The switch is ON when the charger mode is in bulk charge mode

The switch is “flicked” ON and OFF as needed (pulse width modulated) to hold the battery voltage at the absorption voltage

The switch is OFF at the end of absorption while the battery voltage drops to the float voltage

The switch is once again “flicked” ON and OFF as needed (pulse width modulated) to hold the battery voltage at the float voltage

Note that when the switch is OFF the panel voltage will be at the open-circuit voltage (Voc) and when the switch is ON the panel voltage will be at the battery voltage + voltage drops between the panel and the controller.

MPPT:

Temperature Conditions

An MPPT controller is better suited for colder conditions. As the solar module operating temperature goes down, the Vmp1 increases. That’s because the voltage of the solar panels operating at their peak power point at Standard Testing Conditions (STC is 25C°) is about 17V while the battery voltage is about 13.5V. The MPPT controller is able to capture the excess module voltage to charge the batteries. As a result, an MPPT controller in cool conditions can produce up to 20 – 25% more charging than a PWM controller.

In comparison, a PWM controller is unable to capture excess voltage because the pulse width modulation technology charges at the same voltage as the battery. However, when solar panels are deployed in warm or hot climates, their Vmp decreases, and the peak power point operates at a voltage that is closer to the voltage of a 12V battery. There is no excess voltage to be transferred to the battery making the MPPT controller unnecessary and negating the advantage of an MPPT over a PWM.

** WHAT TO WORK ON **
1. Write out the part of the solar charge controller passage between "The switch is OFF at" and "and the controller.", inclusive, without changing a word.
2. Pick up the solar charge controller passage after its last sentence and carry it on.
The rows that follow have nothing to do with the solar charge controller passage.

Saved data entries:
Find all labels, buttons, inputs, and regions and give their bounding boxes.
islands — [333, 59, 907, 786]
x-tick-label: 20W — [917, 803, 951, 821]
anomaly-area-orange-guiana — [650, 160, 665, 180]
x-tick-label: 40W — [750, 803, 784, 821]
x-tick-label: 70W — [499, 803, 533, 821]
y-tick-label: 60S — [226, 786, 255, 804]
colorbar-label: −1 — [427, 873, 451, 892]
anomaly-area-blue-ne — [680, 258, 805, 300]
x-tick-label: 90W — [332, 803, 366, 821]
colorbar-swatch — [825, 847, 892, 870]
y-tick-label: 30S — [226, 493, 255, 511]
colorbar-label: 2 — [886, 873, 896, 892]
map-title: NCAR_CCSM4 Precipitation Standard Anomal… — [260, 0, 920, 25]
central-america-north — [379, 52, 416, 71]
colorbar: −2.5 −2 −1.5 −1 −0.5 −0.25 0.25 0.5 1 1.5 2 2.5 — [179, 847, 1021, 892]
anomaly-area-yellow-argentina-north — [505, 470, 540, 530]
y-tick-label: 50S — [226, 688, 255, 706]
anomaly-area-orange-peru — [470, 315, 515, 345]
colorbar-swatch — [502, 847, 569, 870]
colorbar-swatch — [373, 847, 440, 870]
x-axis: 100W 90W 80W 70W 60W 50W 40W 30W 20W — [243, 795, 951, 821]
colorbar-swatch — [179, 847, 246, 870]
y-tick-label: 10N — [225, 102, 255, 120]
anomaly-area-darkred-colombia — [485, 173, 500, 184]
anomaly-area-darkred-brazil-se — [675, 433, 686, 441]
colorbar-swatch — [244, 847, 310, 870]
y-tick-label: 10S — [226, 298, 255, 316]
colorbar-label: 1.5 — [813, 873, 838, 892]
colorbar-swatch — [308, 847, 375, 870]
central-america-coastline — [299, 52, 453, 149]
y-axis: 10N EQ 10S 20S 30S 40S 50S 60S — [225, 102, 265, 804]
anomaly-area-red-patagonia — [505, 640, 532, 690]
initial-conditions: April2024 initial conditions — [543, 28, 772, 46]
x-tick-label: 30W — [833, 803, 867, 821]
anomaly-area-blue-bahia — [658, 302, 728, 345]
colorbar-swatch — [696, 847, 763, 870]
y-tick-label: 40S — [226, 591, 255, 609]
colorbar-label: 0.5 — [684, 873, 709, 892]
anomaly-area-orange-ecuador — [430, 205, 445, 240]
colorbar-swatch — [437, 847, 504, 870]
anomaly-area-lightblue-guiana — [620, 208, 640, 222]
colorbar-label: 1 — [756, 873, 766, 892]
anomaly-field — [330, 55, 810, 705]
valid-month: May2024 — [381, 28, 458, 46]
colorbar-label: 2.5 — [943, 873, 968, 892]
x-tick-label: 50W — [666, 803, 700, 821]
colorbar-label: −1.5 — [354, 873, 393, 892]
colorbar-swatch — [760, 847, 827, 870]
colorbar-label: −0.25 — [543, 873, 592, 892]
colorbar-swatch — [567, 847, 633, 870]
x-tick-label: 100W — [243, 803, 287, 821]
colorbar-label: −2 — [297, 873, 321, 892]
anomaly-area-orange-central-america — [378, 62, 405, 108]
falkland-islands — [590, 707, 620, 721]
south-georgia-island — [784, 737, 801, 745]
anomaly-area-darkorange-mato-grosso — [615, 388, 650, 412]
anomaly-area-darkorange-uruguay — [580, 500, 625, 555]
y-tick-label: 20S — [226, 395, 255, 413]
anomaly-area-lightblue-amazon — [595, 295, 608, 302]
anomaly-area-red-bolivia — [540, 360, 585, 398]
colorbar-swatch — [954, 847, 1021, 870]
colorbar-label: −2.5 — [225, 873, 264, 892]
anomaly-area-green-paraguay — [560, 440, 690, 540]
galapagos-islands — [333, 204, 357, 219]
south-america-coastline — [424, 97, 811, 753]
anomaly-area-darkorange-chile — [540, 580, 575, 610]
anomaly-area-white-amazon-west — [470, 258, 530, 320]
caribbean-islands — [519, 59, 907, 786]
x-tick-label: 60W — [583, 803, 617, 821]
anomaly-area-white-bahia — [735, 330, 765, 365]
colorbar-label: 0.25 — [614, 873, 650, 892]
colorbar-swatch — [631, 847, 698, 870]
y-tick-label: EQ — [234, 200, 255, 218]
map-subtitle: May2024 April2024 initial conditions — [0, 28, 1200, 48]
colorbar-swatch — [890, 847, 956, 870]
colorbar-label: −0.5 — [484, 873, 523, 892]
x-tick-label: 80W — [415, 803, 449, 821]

** OUTPUTS IN ORDER **
1.
The switch is OFF at the end of absorption while the battery voltage drops to the float voltage

The switch is once again “flicked” ON and OFF as needed (pulse width modulated) to hold the battery voltage at the float voltage

Note that when the switch is OFF the panel voltage will be at the open-circuit voltage (Voc) and when the switch is ON the panel voltage will be at the battery voltage + voltage drops between the panel and the controller.

2.
In a scenario where the solar array is large relative to the power drawn from the batteries by the load, the batteries will stay close to a full state of charge. A PWM controller is capable of efficiently maintaining the system without the added expense of an MPPT controller.

Size of the System

Low power systems are better suited to a PWM controller because:

A PWM controller operates at a relatively constant harvesting efficiency regardless of the size of the array

A PWM controller is less expensive than a MPPT, so is a more economical choice for a small system

A MPPT controller is much less efficient in low power applications. Systems 170W or higher tickle the MPPT’s sweet spot.

Type of Solar Module

Stand-alone off-grid solar modules are typically 36-cell modules and are compatible with both PWM and MPPT technologies. Some grid-tie solar modules on the market today are not the traditional 36-cells modules that are used for off-grid power systems. For example, the voltage from a 60-cell 250W panel is too high for 12-Volt battery charging, and too low for 24-Volt battery charging. MPPT technology tracks the maximum power point (thus MPPT) of these less expensive grid-tie modules in order to charge the batteries, whereas PWM does not.

Cost

MPPT controllers are typically more expensive than PWM’s but are more efficient under certain conditions, so they can produce more power with the same number of solar modules than a PWM controller. One must then analyze the site to verify that the MPPT can indeed perform more efficiently when used in that system’s given set of conditions.

In summary:

Choosing the right solar controller/regulator

The PWM is a good low-cost option:

• for smaller systems

• where the efficiency of the system is not critical, e.g. trickle charging.

• for solar panels with a maximum power voltage (Vmp) of up to 18V for charging a 12V battery (36V for 24V battery, etc.).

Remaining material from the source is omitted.